# AVAILABLE DATA
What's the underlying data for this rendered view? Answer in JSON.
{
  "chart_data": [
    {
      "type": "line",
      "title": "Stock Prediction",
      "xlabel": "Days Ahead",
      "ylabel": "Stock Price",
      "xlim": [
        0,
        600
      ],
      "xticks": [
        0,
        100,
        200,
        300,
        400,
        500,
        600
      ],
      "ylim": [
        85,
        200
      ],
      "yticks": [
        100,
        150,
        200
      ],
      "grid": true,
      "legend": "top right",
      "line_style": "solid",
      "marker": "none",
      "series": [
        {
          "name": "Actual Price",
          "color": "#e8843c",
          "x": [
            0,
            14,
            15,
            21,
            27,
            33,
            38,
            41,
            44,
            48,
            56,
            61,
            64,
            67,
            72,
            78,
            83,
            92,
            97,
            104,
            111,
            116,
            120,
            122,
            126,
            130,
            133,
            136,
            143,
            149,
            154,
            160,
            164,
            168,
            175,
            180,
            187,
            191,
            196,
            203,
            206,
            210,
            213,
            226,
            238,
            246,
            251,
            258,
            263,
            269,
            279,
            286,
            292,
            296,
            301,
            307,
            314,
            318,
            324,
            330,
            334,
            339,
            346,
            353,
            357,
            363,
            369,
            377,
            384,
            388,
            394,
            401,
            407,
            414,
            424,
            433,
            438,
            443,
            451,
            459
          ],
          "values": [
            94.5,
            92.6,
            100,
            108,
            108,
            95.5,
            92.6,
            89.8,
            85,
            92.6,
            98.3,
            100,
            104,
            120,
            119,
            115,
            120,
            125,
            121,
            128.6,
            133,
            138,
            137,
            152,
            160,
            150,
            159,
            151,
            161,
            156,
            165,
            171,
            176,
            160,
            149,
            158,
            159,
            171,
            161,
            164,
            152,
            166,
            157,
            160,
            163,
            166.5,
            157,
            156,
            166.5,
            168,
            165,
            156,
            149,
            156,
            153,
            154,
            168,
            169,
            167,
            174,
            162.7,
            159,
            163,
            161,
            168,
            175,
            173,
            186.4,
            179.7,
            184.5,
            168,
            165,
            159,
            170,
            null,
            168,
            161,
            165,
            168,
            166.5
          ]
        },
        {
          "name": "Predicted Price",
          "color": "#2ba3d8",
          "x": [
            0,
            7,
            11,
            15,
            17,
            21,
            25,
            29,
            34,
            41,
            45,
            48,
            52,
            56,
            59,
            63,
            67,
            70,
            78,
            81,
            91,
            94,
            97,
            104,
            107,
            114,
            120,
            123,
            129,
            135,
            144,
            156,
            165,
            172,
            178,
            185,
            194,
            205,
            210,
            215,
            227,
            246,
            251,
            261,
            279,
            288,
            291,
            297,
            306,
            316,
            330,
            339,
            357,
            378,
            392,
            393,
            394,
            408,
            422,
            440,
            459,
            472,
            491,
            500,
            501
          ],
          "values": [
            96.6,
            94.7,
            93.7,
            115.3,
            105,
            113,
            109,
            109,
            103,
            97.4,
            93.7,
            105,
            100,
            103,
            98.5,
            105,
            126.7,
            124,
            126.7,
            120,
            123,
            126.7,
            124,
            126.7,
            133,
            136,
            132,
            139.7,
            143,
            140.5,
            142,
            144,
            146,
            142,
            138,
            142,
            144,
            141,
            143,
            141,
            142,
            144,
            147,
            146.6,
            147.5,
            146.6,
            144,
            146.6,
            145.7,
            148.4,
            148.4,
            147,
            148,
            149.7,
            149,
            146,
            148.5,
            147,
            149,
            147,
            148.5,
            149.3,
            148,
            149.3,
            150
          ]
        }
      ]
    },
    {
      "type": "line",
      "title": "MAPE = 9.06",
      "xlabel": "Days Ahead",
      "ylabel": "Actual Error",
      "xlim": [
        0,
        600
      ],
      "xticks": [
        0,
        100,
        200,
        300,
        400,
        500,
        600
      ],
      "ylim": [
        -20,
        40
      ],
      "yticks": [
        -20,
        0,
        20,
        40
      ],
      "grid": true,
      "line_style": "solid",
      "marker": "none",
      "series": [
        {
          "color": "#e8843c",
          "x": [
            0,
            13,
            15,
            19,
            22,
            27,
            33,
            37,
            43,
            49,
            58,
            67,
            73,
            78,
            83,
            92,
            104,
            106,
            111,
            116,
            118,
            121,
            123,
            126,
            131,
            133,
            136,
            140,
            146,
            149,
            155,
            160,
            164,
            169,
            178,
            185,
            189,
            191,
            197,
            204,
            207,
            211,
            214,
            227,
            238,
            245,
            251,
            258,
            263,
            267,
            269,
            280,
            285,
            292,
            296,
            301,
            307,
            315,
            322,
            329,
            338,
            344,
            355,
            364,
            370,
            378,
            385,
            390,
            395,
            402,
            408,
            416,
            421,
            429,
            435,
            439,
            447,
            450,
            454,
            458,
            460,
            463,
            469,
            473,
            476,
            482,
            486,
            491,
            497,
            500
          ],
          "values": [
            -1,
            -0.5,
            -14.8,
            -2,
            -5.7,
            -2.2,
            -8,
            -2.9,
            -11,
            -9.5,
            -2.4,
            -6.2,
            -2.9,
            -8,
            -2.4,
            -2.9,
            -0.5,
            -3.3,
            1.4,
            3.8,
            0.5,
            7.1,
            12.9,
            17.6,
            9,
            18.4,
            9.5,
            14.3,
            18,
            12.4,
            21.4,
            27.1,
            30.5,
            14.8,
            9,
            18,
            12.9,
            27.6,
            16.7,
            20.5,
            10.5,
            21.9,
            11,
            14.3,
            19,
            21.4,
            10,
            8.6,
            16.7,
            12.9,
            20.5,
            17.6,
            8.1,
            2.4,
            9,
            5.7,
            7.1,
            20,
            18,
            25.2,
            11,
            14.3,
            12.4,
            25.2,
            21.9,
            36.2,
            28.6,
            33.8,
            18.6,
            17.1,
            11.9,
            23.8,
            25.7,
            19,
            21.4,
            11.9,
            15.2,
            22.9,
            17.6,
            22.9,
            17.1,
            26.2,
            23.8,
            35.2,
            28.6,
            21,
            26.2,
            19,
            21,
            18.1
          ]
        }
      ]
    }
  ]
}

# SHORT EXERCISE
Exactly reproduce every line of the data above.

# ANSWER TO THIS TASK
What's the underlying data for this rendered view? Answer in JSON.
{
  "chart_data": [
    {
      "type": "line",
      "title": "Stock Prediction",
      "xlabel": "Days Ahead",
      "ylabel": "Stock Price",
      "xlim": [
        0,
        600
      ],
      "xticks": [
        0,
        100,
        200,
        300,
        400,
        500,
        600
      ],
      "ylim": [
        85,
        200
      ],
      "yticks": [
        100,
        150,
        200
      ],
      "grid": true,
      "legend": "top right",
      "line_style": "solid",
      "marker": "none",
      "series": [
        {
          "name": "Actual Price",
          "color": "#e8843c",
          "x": [
            0,
            14,
            15,
            21,
            27,
            33,
            38,
            41,
            44,
            48,
            56,
            61,
            64,
            67,
            72,
            78,
            83,
            92,
            97,
            104,
            111,
            116,
            120,
            122,
            126,
            130,
            133,
            136,
            143,
            149,
            154,
            160,
            164,
            168,
            175,
            180,
            187,
            191,
            196,
            203,
            206,
            210,
            213,
            226,
            238,
            246,
            251,
            258,
            263,
            269,
            279,
            286,
            292,
            296,
            301,
            307,
            314,
            318,
            324,
            330,
            334,
            339,
            346,
            353,
            357,
            363,
            369,
            377,
            384,
            388,
            394,
            401,
            407,
            414,
            424,
            433,
            438,
            443,
            451,
            459
          ],
          "values": [
            94.5,
            92.6,
            100,
            108,
            108,
            95.5,
            92.6,
            89.8,
            85,
            92.6,
            98.3,
            100,
            104,
            120,
            119,
            115,
            120,
            125,
            121,
            128.6,
            133,
            138,
            137,
            152,
            160,
            150,
            159,
            151,
            161,
            156,
            165,
            171,
            176,
            160,
            149,
            158,
            159,
            171,
            161,
            164,
            152,
            166,
            157,
            160,
            163,
            166.5,
            157,
            156,
            166.5,
            168,
            165,
            156,
            149,
            156,
            153,
            154,
            168,
            169,
            167,
            174,
            162.7,
            159,
            163,
            161,
            168,
            175,
            173,
            186.4,
            179.7,
            184.5,
            168,
            165,
            159,
            170,
            null,
            168,
            161,
            165,
            168,
            166.5
          ]
        },
        {
          "name": "Predicted Price",
          "color": "#2ba3d8",
          "x": [
            0,
            7,
            11,
            15,
            17,
            21,
            25,
            29,
            34,
            41,
            45,
            48,
            52,
            56,
            59,
            63,
            67,
            70,
            78,
            81,
            91,
            94,
            97,
            104,
            107,
            114,
            120,
            123,
            129,
            135,
            144,
            156,
            165,
            172,
            178,
            185,
            194,
            205,
            210,
            215,
            227,
            246,
            251,
            261,
            279,
            288,
            291,
            297,
            306,
            316,
            330,
            339,
            357,
            378,
            392,
            393,
            394,
            408,
            422,
            440,
            459,
            472,
            491,
            500,
            501
          ],
          "values": [
            96.6,
            94.7,
            93.7,
            115.3,
            105,
            113,
            109,
            109,
            103,
            97.4,
            93.7,
            105,
            100,
            103,
            98.5,
            105,
            126.7,
            124,
            126.7,
            120,
            123,
            126.7,
            124,
            126.7,
            133,
            136,
            132,
            139.7,
            143,
            140.5,
            142,
            144,
            146,
            142,
            138,
            142,
            144,
            141,
            143,
            141,
            142,
            144,
            147,
            146.6,
            147.5,
            146.6,
            144,
            146.6,
            145.7,
            148.4,
            148.4,
            147,
            148,
            149.7,
            149,
            146,
            148.5,
            147,
            149,
            147,
            148.5,
            149.3,
            148,
            149.3,
            150
          ]
        }
      ]
    },
    {
      "type": "line",
      "title": "MAPE = 9.06",
      "xlabel": "Days Ahead",
      "ylabel": "Actual Error",
      "xlim": [
        0,
        600
      ],
      "xticks": [
        0,
        100,
        200,
        300,
        400,
        500,
        600
      ],
      "ylim": [
        -20,
        40
      ],
      "yticks": [
        -20,
        0,
        20,
        40
      ],
      "grid": true,
      "line_style": "solid",
      "marker": "none",
      "series": [
        {
          "color": "#e8843c",
          "x": [
            0,
            13,
            15,
            19,
            22,
            27,
            33,
            37,
            43,
            49,
            58,
            67,
            73,
            78,
            83,
            92,
            104,
            106,
            111,
            116,
            118,
            121,
            123,
            126,
            131,
            133,
            136,
            140,
            146,
            149,
            155,
            160,
            164,
            169,
            178,
            185,
            189,
            191,
            197,
            204,
            207,
            211,
            214,
            227,
            238,
            245,
            251,
            258,
            263,
            267,
            269,
            280,
            285,
            292,
            296,
            301,
            307,
            315,
            322,
            329,
            338,
            344,
            355,
            364,
            370,
            378,
            385,
            390,
            395,
            402,
            408,
            416,
            421,
            429,
            435,
            439,
            447,
            450,
            454,
            458,
            460,
            463,
            469,
            473,
            476,
            482,
            486,
            491,
            497,
            500
          ],
          "values": [
            -1,
            -0.5,
            -14.8,
            -2,
            -5.7,
            -2.2,
            -8,
            -2.9,
            -11,
            -9.5,
            -2.4,
            -6.2,
            -2.9,
            -8,
            -2.4,
            -2.9,
            -0.5,
            -3.3,
            1.4,
            3.8,
            0.5,
            7.1,
            12.9,
            17.6,
            9,
            18.4,
            9.5,
            14.3,
            18,
            12.4,
            21.4,
            27.1,
            30.5,
            14.8,
            9,
            18,
            12.9,
            27.6,
            16.7,
            20.5,
            10.5,
            21.9,
            11,
            14.3,
            19,
            21.4,
            10,
            8.6,
            16.7,
            12.9,
            20.5,
            17.6,
            8.1,
            2.4,
            9,
            5.7,
            7.1,
            20,
            18,
            25.2,
            11,
            14.3,
            12.4,
            25.2,
            21.9,
            36.2,
            28.6,
            33.8,
            18.6,
            17.1,
            11.9,
            23.8,
            25.7,
            19,
            21.4,
            11.9,
            15.2,
            22.9,
            17.6,
            22.9,
            17.1,
            26.2,
            23.8,
            35.2,
            28.6,
            21,
            26.2,
            19,
            21,
            18.1
          ]
        }
      ]
    }
  ]
}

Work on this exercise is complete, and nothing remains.